* _Exercise aim_:
Show every line in the records below that contains the word "vegetables".

## Start Task material

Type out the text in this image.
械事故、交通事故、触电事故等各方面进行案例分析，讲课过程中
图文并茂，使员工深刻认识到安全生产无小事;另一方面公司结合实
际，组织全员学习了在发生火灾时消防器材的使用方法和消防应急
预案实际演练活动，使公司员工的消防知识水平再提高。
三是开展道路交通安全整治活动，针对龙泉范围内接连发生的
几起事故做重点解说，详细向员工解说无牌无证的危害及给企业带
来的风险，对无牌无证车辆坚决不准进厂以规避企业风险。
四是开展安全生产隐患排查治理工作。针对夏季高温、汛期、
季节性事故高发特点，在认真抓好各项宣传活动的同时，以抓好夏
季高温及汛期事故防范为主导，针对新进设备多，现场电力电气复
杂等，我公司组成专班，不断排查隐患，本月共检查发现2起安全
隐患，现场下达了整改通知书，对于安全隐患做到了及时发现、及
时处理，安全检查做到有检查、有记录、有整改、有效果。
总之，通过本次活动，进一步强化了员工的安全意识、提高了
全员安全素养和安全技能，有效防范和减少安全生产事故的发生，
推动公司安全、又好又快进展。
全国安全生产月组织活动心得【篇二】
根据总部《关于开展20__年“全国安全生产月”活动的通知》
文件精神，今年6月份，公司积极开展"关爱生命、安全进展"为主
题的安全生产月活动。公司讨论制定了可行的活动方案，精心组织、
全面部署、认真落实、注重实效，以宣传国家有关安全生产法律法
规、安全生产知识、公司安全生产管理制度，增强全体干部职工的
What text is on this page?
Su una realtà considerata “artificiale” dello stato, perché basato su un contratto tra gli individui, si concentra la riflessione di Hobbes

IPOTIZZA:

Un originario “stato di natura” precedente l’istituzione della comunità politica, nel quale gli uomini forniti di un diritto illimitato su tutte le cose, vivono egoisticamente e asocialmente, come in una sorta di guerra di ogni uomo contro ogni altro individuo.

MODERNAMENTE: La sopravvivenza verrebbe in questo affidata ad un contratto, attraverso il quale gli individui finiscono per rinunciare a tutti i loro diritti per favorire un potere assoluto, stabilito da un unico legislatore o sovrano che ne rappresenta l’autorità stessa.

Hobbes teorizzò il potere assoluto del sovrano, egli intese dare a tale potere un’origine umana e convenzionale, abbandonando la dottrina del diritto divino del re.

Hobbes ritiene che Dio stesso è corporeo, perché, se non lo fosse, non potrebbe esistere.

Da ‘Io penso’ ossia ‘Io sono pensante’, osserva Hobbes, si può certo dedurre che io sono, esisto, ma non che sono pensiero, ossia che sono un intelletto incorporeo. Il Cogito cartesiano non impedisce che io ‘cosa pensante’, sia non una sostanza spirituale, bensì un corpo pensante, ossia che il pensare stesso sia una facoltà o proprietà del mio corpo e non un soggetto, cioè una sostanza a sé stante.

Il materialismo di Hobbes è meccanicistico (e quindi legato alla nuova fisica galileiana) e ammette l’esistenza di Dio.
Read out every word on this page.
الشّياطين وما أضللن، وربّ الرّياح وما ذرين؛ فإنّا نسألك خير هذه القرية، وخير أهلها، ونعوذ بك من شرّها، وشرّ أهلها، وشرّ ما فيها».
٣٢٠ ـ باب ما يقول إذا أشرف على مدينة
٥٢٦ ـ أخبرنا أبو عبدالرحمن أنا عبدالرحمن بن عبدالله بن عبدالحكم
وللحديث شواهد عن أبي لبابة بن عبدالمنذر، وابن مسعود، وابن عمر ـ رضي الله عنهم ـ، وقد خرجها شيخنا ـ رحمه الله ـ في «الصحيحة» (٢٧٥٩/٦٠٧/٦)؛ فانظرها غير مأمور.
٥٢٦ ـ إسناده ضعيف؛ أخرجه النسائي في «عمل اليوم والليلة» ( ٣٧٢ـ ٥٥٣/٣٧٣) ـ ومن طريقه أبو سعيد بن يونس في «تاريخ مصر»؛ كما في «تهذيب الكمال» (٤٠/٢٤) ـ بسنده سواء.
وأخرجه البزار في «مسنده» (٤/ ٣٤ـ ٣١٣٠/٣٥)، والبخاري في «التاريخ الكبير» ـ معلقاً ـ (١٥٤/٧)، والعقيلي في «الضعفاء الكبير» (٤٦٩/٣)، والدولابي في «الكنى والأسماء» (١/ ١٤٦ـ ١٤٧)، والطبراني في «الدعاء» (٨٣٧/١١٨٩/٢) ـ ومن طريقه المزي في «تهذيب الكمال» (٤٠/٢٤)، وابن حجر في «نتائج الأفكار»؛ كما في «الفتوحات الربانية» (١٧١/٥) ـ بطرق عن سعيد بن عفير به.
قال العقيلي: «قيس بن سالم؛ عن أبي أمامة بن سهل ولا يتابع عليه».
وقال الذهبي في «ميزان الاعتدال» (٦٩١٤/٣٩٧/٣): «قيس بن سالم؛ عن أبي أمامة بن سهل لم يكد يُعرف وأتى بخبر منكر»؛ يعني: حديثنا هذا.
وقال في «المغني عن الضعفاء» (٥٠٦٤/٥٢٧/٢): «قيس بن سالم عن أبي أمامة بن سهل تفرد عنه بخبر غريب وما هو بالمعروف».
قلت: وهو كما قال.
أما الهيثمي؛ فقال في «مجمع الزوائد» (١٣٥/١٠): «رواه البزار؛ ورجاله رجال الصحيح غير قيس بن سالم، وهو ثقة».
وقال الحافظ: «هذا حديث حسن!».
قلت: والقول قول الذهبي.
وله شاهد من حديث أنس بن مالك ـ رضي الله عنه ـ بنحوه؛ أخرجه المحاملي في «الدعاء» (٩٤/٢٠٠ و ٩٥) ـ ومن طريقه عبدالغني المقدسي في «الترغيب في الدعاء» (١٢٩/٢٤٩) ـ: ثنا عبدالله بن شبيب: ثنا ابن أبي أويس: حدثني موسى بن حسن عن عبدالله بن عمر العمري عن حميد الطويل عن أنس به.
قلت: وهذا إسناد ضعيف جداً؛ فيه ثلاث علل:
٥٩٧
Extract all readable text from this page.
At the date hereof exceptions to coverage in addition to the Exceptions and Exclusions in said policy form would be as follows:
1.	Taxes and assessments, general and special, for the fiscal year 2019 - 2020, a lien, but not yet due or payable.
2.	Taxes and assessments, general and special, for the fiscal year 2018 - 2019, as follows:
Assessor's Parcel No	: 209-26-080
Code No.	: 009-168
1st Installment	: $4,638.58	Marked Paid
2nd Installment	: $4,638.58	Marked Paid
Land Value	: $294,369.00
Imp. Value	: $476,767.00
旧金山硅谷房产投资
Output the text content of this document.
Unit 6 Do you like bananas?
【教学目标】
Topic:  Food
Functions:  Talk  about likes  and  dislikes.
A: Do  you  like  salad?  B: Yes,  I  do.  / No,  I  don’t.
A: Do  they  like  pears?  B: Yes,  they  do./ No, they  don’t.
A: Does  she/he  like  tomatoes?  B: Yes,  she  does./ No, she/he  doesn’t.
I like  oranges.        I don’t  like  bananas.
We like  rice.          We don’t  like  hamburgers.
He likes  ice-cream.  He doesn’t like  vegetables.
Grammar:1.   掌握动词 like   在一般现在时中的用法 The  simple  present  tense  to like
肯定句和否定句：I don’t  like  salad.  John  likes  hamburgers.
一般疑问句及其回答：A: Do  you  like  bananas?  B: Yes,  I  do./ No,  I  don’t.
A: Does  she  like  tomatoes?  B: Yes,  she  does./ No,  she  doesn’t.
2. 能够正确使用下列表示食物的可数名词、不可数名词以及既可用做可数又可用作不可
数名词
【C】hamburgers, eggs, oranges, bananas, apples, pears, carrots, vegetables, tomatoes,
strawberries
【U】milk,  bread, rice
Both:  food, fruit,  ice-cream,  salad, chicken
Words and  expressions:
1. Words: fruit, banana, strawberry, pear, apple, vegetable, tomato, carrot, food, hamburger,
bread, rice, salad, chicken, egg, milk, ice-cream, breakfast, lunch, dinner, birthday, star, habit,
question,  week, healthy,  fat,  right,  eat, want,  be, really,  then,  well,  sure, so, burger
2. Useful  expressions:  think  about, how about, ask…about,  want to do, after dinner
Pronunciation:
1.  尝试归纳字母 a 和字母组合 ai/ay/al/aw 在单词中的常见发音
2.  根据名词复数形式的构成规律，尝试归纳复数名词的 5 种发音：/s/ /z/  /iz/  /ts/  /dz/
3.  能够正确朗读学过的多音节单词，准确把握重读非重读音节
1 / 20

## End Task material

* _Answer below_:
He likes  ice-cream.  He doesn’t like  vegetables.
【C】hamburgers, eggs, oranges, bananas, apples, pears, carrots, vegetables, tomatoes,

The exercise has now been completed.